## Vos tâches
**1.** Répondez aux questions suivantes à partir de l'article sur la police américaine.
(a) Quel jour a eu lieu la performance de Beyoncé lors du spectacle à la mi-temps du Super Bowl ?
(b) Sur quelle chaîne Rudolph Giuliani a-t-il donné son interview le lendemain du Super Bowl ?
(c) Selon la NYCLU, quel pourcentage des personnes arrêtées étaient de jeunes afro-américains ?
**2.** D'après l'article sur la police américaine, expliquez en une à trois phrases comment Rudolph Giuliani s'est défendu de tout racisme face aux accusations visant les fouilles « stop-and-frisk ».
**3.** Poursuivez l'article sur la police américaine à partir de l'endroit où il s'arrête.

:: Extrait du texte ::

Thursday, February 18, 2016

Face à la police américaine, être noir c'est être "présumé dangereux"

Face à la justice américaine, être noir c'est être « présumé dangereux »

La société américaine est encore en plein débat sur le sort des afro-américains face aux forces de police en 2016. Mais ce débat s'apparente de plus en plus à un dialogue de sourds.
La brutalité policière contre les afro-américains aux États-Unis porte toujours vivement à débat. Beyoncé a balancé une petite bombe médiatique avec son vidéo-clip « Formation », diffusé la veille de sa performance lors du spectacle à la mi-temps du Super Bowl, dimanche 7 février. Sa nouvelle chanson dénonce, entre autres, la brutalité policière envers les noirs dans le pays ; les réseaux sociaux se sont rapidement déchaînés. Certains internautes applaudissent le courage de la jeune femme pour son message politique, d'autres dénoncent une vidéo qu'ils estiment anti-police : preuve qu'il existe encore une vive disparité d'opinions, mais surtout d'expériences, sur la question.



A New York, des méthodes de profilage biaisées



L'ancien maire de New York (1994-2001), Rudolph Giuliani, a déploré le sentiment anti-police véhiculé, selon lui, par la vidéo de Beyoncé. Lors d'une interview sur Fox News le lendemain du Super Bowl, il parle d'un spectacle « scandaleux », où l'artiste « attaque les officiers de police qui la protègent ». 

Sous son mandat, cet ancien maire avait dû répondre d'accusations mettant en cause la police de New York, soupçonnée de profilage basée sur l'origine des citoyens pour les arrêter et les fouiller (« stop-and-frisk »). Le maire s'était défendu de tout racisme, expliquant que ces procédures étaient réalisées sur la base de statistiques de cas criminels en cours. Après l'examen des formulaires remplis par les policiers après chaque fouille, l'Unionpour les Libertés Civiles de New York (NYCLU) a montré que 9personnes sur 10 étaient complètement innocentes, sans relation avec aucun cas criminel. Parmi ces personnes arrêtées, 50% d'entre elles étaient de jeunes personnes afro-américaines, contre 30% de latinos et 10% de blancs.

:::
:: Données affichées ::

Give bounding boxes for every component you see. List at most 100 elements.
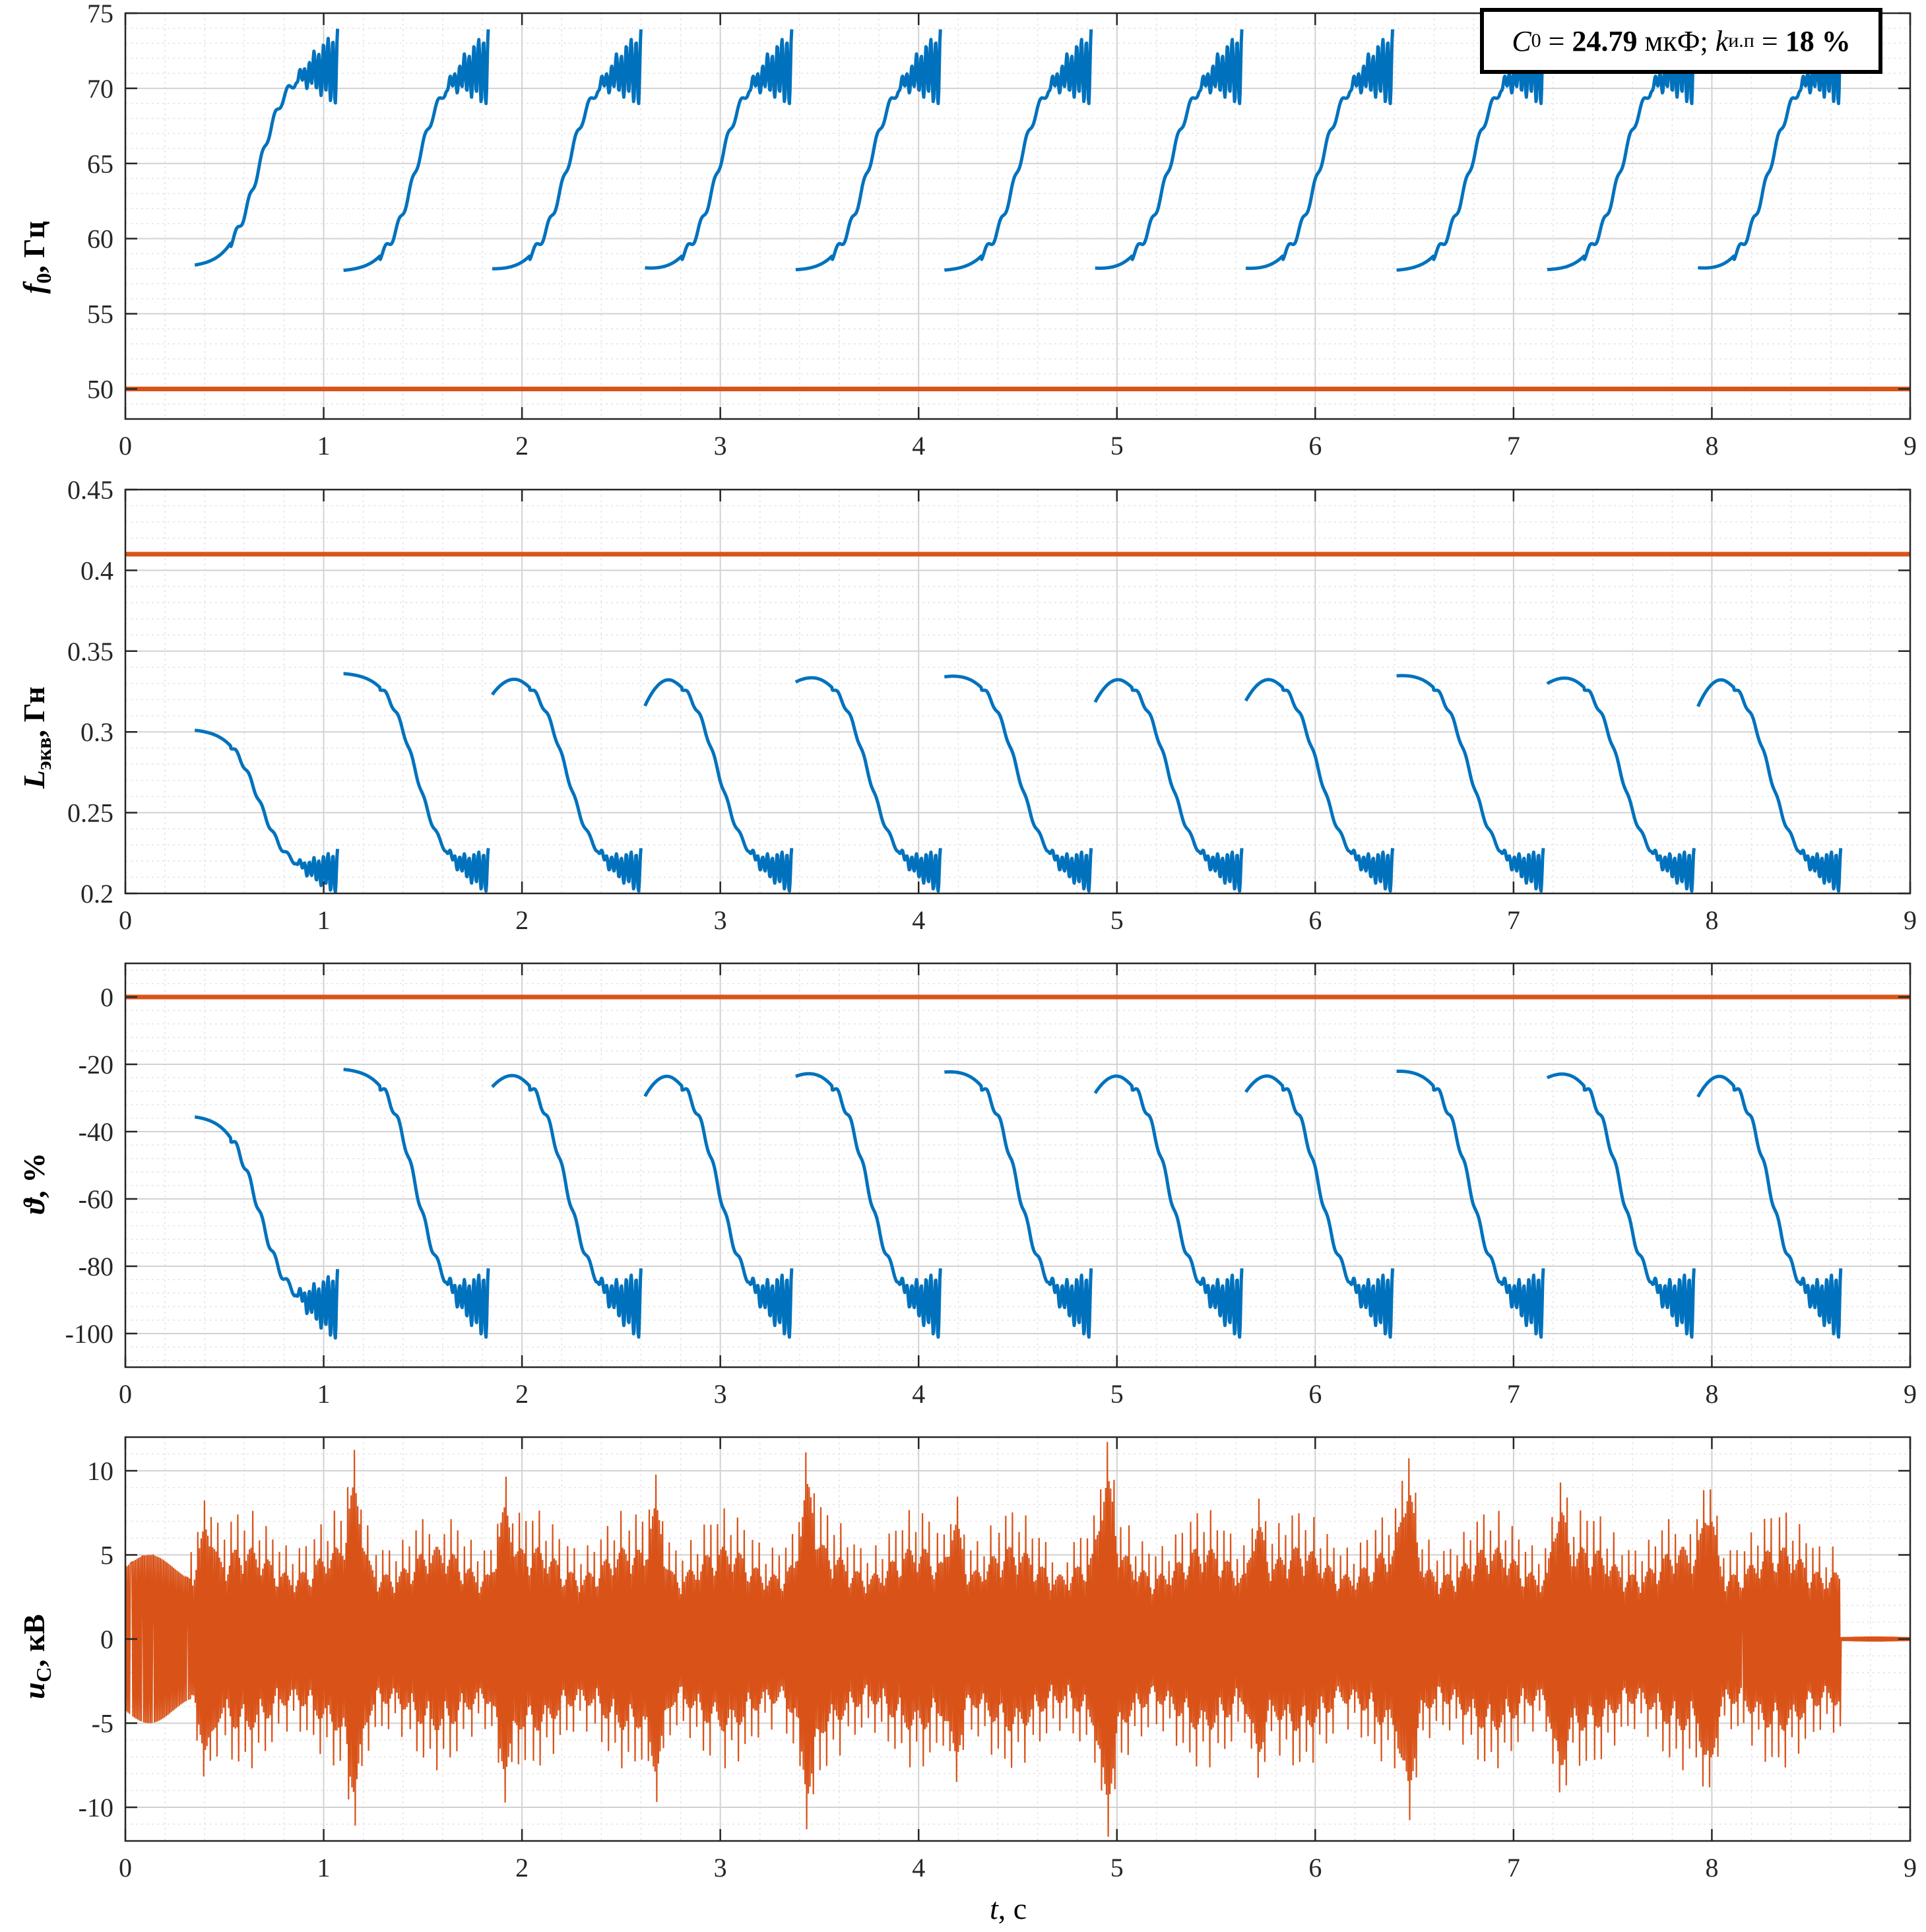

:::

## Réponses finales
**1.**
(a) Le dimanche 7 février.
(b) Sur Fox News.
(c) 50 %.

**2.** Rudolph Giuliani a expliqué que ces procédures étaient réalisées sur la base de statistiques de cas criminels en cours.

**3.**
Nick Curioli, 25 ans, est un ancien policier du département de New York. Cheveux courts, allure imposante, c'est un américain qui a une vision héroïque de la protection de ses compatriotes. Il fut très déçu de son expérience à la police, qu'il a quittée en 2013 : « Je trouvais que tout ce que le département nous disait de faire allait à l'encontre des droits des gens, et je n'avais plus l'impression de “protéger et servir” la population de New York. On ne faisait rien d'autre que d'abuser les citoyens. »



« On me demandait d'arrêter et de fouiller les gens sans raison, pour voir s'ils avaient des armes ou de la drogue, surtout les minorités ethniques. » se souvient-il. « J'ai parlé de mon malaise à mes supérieurs, qui m'ont simplement rétorqué "fais ton boulot, ou quelqu'un d'autre le fera à ta place". Partir m'a fait mal au cœur, mais mon intégrité en tant que personne est plus importante que n'importe quel travail. »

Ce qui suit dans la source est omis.